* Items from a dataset
>> START
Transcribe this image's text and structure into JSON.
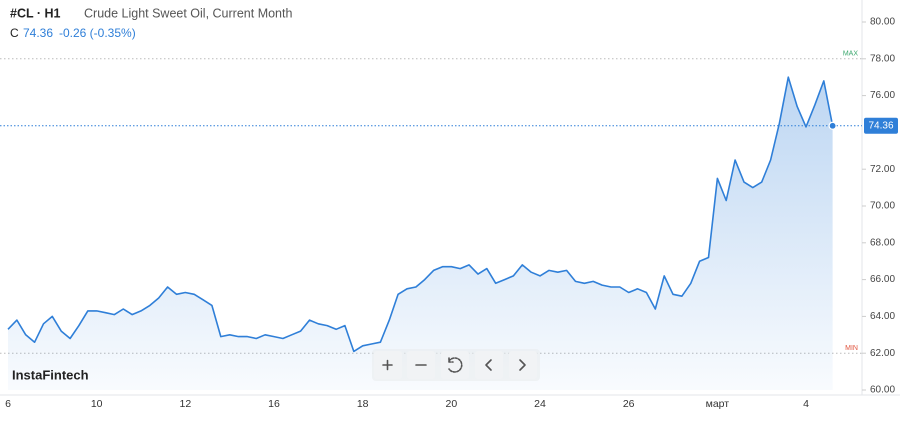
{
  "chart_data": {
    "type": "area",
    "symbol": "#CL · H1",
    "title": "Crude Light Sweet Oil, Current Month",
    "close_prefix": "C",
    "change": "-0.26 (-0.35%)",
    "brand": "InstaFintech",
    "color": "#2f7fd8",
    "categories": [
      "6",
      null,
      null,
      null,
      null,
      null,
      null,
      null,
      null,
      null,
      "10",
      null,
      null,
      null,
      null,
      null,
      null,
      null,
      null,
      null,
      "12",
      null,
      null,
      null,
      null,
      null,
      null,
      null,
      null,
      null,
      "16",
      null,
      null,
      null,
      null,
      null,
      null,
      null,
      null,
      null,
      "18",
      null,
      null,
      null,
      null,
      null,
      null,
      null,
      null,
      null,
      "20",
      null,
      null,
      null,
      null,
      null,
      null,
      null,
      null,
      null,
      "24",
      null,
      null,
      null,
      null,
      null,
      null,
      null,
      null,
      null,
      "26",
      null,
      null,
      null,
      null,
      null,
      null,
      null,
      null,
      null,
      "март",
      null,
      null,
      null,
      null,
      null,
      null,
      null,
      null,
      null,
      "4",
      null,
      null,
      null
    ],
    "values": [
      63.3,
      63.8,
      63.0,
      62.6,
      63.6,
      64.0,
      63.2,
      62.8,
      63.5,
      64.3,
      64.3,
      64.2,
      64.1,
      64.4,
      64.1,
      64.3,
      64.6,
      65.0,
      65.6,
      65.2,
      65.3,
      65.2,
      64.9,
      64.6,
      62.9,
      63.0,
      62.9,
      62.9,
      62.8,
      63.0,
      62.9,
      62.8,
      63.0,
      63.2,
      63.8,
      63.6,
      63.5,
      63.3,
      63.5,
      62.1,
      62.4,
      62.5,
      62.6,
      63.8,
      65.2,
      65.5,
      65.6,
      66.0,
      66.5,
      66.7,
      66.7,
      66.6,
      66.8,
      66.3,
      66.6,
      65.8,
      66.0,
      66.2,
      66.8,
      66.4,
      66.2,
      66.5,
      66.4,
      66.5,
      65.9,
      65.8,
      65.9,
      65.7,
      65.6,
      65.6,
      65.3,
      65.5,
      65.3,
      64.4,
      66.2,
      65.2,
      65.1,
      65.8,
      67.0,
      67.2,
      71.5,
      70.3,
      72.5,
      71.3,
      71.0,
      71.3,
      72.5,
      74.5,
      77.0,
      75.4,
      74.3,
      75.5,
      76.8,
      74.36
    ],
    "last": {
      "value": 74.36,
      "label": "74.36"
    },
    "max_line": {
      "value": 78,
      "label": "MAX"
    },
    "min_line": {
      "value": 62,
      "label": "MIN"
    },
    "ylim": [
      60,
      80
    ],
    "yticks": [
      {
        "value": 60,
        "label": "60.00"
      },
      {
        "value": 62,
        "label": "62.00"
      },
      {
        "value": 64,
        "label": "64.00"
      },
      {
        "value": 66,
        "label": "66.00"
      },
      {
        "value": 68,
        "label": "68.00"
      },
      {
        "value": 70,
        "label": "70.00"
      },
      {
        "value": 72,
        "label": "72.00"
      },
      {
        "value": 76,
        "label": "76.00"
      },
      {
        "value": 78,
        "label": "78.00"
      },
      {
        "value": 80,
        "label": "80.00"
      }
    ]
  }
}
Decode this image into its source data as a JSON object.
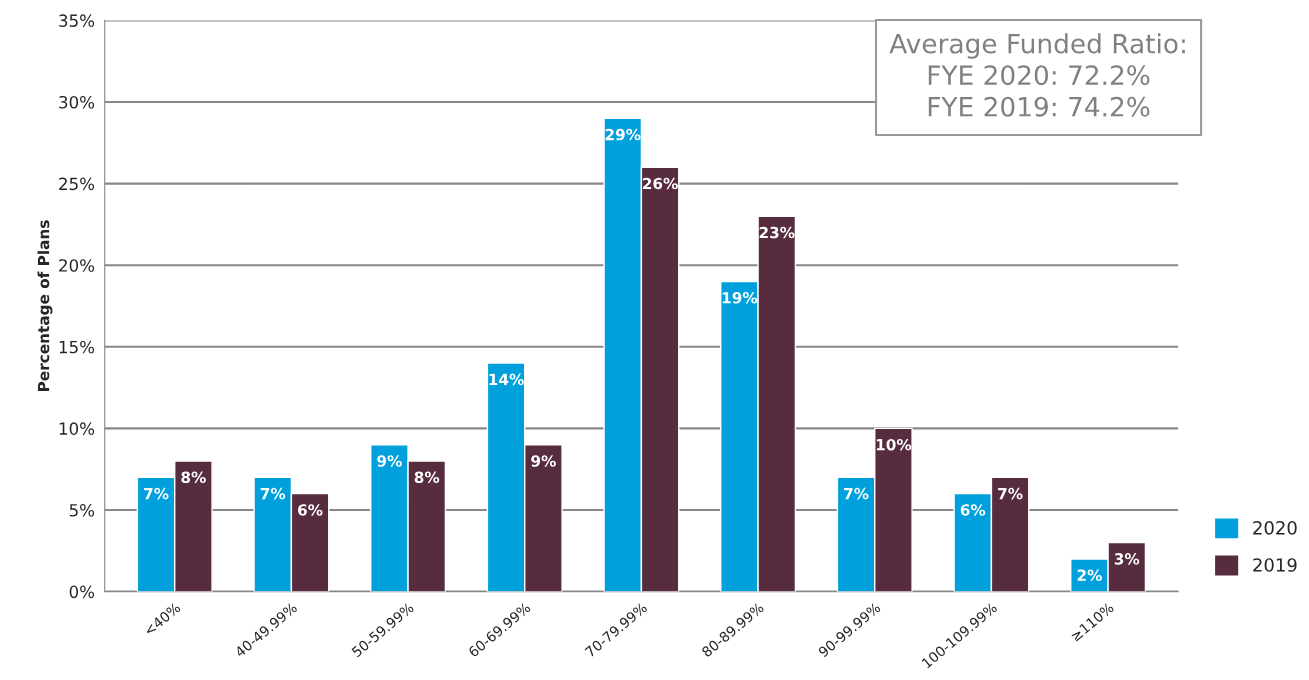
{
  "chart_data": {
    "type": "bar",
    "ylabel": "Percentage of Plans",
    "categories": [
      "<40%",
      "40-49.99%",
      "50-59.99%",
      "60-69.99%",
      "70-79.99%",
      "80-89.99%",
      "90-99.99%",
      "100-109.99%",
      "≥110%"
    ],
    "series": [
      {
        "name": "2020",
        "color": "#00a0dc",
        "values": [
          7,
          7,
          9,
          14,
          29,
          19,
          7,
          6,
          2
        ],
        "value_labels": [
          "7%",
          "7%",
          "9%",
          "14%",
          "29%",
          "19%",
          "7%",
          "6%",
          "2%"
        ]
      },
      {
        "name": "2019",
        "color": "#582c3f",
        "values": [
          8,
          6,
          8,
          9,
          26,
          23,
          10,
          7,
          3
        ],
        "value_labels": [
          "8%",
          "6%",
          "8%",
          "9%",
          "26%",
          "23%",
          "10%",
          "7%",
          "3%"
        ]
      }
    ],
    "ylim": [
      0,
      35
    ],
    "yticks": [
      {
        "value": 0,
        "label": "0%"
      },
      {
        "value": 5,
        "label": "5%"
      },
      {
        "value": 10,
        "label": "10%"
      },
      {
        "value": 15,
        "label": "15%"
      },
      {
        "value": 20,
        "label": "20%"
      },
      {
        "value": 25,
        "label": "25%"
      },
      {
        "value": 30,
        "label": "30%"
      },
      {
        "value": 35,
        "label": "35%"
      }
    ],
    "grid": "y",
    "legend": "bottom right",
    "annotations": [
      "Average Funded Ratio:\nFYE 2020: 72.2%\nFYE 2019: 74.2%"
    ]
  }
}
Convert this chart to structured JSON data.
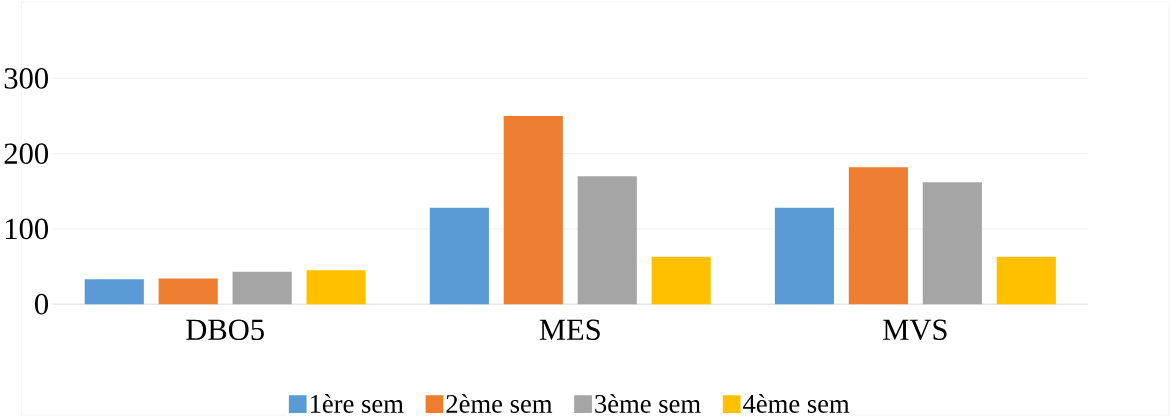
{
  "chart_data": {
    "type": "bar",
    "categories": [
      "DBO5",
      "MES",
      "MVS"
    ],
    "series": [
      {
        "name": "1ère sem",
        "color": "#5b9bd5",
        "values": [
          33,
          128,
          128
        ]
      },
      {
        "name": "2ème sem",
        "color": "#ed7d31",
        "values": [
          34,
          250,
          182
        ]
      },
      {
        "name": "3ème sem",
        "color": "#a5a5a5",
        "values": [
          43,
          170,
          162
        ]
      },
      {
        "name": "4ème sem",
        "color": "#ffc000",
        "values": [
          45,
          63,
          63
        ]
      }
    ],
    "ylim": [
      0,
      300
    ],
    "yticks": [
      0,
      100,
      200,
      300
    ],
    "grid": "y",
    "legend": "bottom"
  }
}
>> END
* Your goal
Copy the listing word for word, excluding its pictures.

* Finished task
Transcribe this image's text and structure into JSON.
{
  "chart_data": {
    "type": "area",
    "symbol": "#CL · H1",
    "title": "Crude Light Sweet Oil, Current Month",
    "close_prefix": "C",
    "change": "-0.26 (-0.35%)",
    "brand": "InstaFintech",
    "color": "#2f7fd8",
    "categories": [
      "6",
      null,
      null,
      null,
      null,
      null,
      null,
      null,
      null,
      null,
      "10",
      null,
      null,
      null,
      null,
      null,
      null,
      null,
      null,
      null,
      "12",
      null,
      null,
      null,
      null,
      null,
      null,
      null,
      null,
      null,
      "16",
      null,
      null,
      null,
      null,
      null,
      null,
      null,
      null,
      null,
      "18",
      null,
      null,
      null,
      null,
      null,
      null,
      null,
      null,
      null,
      "20",
      null,
      null,
      null,
      null,
      null,
      null,
      null,
      null,
      null,
      "24",
      null,
      null,
      null,
      null,
      null,
      null,
      null,
      null,
      null,
      "26",
      null,
      null,
      null,
      null,
      null,
      null,
      null,
      null,
      null,
      "март",
      null,
      null,
      null,
      null,
      null,
      null,
      null,
      null,
      null,
      "4",
      null,
      null,
      null
    ],
    "values": [
      63.3,
      63.8,
      63.0,
      62.6,
      63.6,
      64.0,
      63.2,
      62.8,
      63.5,
      64.3,
      64.3,
      64.2,
      64.1,
      64.4,
      64.1,
      64.3,
      64.6,
      65.0,
      65.6,
      65.2,
      65.3,
      65.2,
      64.9,
      64.6,
      62.9,
      63.0,
      62.9,
      62.9,
      62.8,
      63.0,
      62.9,
      62.8,
      63.0,
      63.2,
      63.8,
      63.6,
      63.5,
      63.3,
      63.5,
      62.1,
      62.4,
      62.5,
      62.6,
      63.8,
      65.2,
      65.5,
      65.6,
      66.0,
      66.5,
      66.7,
      66.7,
      66.6,
      66.8,
      66.3,
      66.6,
      65.8,
      66.0,
      66.2,
      66.8,
      66.4,
      66.2,
      66.5,
      66.4,
      66.5,
      65.9,
      65.8,
      65.9,
      65.7,
      65.6,
      65.6,
      65.3,
      65.5,
      65.3,
      64.4,
      66.2,
      65.2,
      65.1,
      65.8,
      67.0,
      67.2,
      71.5,
      70.3,
      72.5,
      71.3,
      71.0,
      71.3,
      72.5,
      74.5,
      77.0,
      75.4,
      74.3,
      75.5,
      76.8,
      74.36
    ],
    "last": {
      "value": 74.36,
      "label": "74.36"
    },
    "max_line": {
      "value": 78,
      "label": "MAX"
    },
    "min_line": {
      "value": 62,
      "label": "MIN"
    },
    "ylim": [
      60,
      80
    ],
    "yticks": [
      {
        "value": 60,
        "label": "60.00"
      },
      {
        "value": 62,
        "label": "62.00"
      },
      {
        "value": 64,
        "label": "64.00"
      },
      {
        "value": 66,
        "label": "66.00"
      },
      {
        "value": 68,
        "label": "68.00"
      },
      {
        "value": 70,
        "label": "70.00"
      },
      {
        "value": 72,
        "label": "72.00"
      },
      {
        "value": 76,
        "label": "76.00"
      },
      {
        "value": 78,
        "label": "78.00"
      },
      {
        "value": 80,
        "label": "80.00"
      }
    ]
  }
}
Decode this image into its source data as a JSON object.
{
  "chart_data": {
    "type": "bar",
    "ylabel": "Percentage of Plans",
    "categories": [
      "<40%",
      "40-49.99%",
      "50-59.99%",
      "60-69.99%",
      "70-79.99%",
      "80-89.99%",
      "90-99.99%",
      "100-109.99%",
      "≥110%"
    ],
    "series": [
      {
        "name": "2020",
        "color": "#00a0dc",
        "values": [
          7,
          7,
          9,
          14,
          29,
          19,
          7,
          6,
          2
        ],
        "value_labels": [
          "7%",
          "7%",
          "9%",
          "14%",
          "29%",
          "19%",
          "7%",
          "6%",
          "2%"
        ]
      },
      {
        "name": "2019",
        "color": "#582c3f",
        "values": [
          8,
          6,
          8,
          9,
          26,
          23,
          10,
          7,
          3
        ],
        "value_labels": [
          "8%",
          "6%",
          "8%",
          "9%",
          "26%",
          "23%",
          "10%",
          "7%",
          "3%"
        ]
      }
    ],
    "ylim": [
      0,
      35
    ],
    "yticks": [
      {
        "value": 0,
        "label": "0%"
      },
      {
        "value": 5,
        "label": "5%"
      },
      {
        "value": 10,
        "label": "10%"
      },
      {
        "value": 15,
        "label": "15%"
      },
      {
        "value": 20,
        "label": "20%"
      },
      {
        "value": 25,
        "label": "25%"
      },
      {
        "value": 30,
        "label": "30%"
      },
      {
        "value": 35,
        "label": "35%"
      }
    ],
    "grid": "y",
    "legend": "bottom right",
    "annotations": [
      "Average Funded Ratio:\nFYE 2020: 72.2%\nFYE 2019: 74.2%"
    ]
  }
}
Convert this chart to structured JSON data.
{
  "chart_data": {
    "type": "bar",
    "categories": [
      "DBO5",
      "MES",
      "MVS"
    ],
    "series": [
      {
        "name": "1ère sem",
        "color": "#5b9bd5",
        "values": [
          33,
          128,
          128
        ]
      },
      {
        "name": "2ème sem",
        "color": "#ed7d31",
        "values": [
          34,
          250,
          182
        ]
      },
      {
        "name": "3ème sem",
        "color": "#a5a5a5",
        "values": [
          43,
          170,
          162
        ]
      },
      {
        "name": "4ème sem",
        "color": "#ffc000",
        "values": [
          45,
          63,
          63
        ]
      }
    ],
    "ylim": [
      0,
      300
    ],
    "yticks": [
      0,
      100,
      200,
      300
    ],
    "grid": "y",
    "legend": "bottom"
  }
}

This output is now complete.